--- DIRECTIONS FOR THIS TASK ---
Locate every line in the records below that contains the word "Winston", and copy each one.

--- DATA SHOWN ---
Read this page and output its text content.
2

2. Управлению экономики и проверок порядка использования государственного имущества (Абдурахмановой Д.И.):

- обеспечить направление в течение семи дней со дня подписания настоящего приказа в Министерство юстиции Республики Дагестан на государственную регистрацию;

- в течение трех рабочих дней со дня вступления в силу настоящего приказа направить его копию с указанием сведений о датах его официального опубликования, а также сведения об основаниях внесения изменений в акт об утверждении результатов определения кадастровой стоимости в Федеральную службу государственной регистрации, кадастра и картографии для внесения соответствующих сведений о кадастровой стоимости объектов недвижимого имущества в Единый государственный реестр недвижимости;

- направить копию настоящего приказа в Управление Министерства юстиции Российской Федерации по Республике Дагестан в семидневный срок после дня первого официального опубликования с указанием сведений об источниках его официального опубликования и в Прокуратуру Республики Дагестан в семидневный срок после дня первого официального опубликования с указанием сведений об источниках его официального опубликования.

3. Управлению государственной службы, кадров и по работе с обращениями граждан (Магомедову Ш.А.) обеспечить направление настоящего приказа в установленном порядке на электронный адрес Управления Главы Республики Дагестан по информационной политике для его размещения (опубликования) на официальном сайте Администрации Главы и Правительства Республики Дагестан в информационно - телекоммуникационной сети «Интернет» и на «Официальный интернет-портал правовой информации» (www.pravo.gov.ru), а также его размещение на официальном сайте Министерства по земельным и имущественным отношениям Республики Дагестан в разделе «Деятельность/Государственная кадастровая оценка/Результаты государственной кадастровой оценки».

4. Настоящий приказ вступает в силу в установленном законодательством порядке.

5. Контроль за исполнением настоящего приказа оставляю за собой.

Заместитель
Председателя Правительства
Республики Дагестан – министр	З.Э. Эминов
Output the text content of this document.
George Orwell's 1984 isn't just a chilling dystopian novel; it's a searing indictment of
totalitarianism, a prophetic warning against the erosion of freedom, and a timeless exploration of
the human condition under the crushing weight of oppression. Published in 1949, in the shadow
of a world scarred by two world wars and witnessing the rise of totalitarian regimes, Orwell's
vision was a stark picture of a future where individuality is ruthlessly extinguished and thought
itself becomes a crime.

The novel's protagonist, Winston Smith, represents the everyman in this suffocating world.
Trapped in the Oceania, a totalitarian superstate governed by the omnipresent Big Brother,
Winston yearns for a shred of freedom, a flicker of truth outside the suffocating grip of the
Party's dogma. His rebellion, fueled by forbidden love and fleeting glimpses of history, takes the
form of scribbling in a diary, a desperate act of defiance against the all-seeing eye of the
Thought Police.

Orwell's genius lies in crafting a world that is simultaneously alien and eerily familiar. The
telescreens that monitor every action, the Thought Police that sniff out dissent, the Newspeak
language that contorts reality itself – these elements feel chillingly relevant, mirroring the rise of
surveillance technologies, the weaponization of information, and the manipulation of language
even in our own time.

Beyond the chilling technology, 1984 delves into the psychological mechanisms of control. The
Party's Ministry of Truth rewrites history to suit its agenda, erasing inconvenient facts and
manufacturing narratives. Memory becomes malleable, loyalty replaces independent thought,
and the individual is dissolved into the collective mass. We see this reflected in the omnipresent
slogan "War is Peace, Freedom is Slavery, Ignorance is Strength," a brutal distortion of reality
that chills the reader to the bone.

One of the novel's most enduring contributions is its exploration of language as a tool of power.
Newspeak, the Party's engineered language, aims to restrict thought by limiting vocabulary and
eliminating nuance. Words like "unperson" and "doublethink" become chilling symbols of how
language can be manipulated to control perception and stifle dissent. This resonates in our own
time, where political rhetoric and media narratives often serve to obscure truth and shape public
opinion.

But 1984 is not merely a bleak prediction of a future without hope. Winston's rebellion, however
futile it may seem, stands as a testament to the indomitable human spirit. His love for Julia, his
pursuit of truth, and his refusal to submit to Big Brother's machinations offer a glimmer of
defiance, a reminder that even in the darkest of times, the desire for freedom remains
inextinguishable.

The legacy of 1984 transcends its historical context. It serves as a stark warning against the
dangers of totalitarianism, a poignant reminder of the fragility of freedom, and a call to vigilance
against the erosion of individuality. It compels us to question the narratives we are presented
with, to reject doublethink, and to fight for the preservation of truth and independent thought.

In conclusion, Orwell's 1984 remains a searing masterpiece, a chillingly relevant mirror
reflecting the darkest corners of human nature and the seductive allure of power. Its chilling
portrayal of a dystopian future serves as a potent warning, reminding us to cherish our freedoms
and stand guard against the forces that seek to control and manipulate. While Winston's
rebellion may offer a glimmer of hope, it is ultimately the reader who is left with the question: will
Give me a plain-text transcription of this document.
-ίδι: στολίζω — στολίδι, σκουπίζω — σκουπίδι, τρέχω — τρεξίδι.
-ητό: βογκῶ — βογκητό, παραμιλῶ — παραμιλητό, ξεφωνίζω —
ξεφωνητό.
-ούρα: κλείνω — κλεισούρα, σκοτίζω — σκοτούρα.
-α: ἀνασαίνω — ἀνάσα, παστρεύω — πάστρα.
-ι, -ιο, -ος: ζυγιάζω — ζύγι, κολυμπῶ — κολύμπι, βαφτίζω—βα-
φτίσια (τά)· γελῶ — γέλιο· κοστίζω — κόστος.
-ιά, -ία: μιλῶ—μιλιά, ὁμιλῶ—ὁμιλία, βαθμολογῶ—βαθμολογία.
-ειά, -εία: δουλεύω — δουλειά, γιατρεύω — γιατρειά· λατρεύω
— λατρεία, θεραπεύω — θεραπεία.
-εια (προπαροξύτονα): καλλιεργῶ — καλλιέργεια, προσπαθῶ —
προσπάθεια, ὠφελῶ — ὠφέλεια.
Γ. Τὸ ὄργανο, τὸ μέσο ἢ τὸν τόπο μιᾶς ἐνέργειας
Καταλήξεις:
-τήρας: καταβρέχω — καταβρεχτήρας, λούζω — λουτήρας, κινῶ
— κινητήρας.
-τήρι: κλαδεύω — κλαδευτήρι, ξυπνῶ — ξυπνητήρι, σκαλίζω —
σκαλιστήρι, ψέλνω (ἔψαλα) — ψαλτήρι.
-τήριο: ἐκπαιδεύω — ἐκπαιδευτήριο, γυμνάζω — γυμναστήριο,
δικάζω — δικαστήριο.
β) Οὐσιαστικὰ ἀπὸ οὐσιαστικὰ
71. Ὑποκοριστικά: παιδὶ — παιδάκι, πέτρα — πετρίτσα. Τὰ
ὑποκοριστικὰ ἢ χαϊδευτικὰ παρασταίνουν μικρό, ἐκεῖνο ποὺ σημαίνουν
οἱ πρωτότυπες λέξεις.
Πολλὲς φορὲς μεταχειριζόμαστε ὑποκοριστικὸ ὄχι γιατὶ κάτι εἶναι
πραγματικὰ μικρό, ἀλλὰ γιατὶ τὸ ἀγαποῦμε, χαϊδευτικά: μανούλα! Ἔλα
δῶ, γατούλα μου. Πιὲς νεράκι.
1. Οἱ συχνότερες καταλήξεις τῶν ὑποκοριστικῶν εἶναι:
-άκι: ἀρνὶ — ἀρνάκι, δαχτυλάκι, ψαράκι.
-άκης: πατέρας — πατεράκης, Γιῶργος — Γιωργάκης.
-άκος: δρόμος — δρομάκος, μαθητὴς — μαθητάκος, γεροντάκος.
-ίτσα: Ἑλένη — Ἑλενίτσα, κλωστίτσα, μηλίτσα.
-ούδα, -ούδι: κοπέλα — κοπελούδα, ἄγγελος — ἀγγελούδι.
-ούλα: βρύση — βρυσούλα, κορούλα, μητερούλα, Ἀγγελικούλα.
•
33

--- SOLUTION FOR THIS PROBLEM ---
The novel's protagonist, Winston Smith, represents the everyman in this suffocating world.
Winston yearns for a shred of freedom, a flicker of truth outside the suffocating grip of the
But 1984 is not merely a bleak prediction of a future without hope. Winston's rebellion, however
and stand guard against the forces that seek to control and manipulate. While Winston's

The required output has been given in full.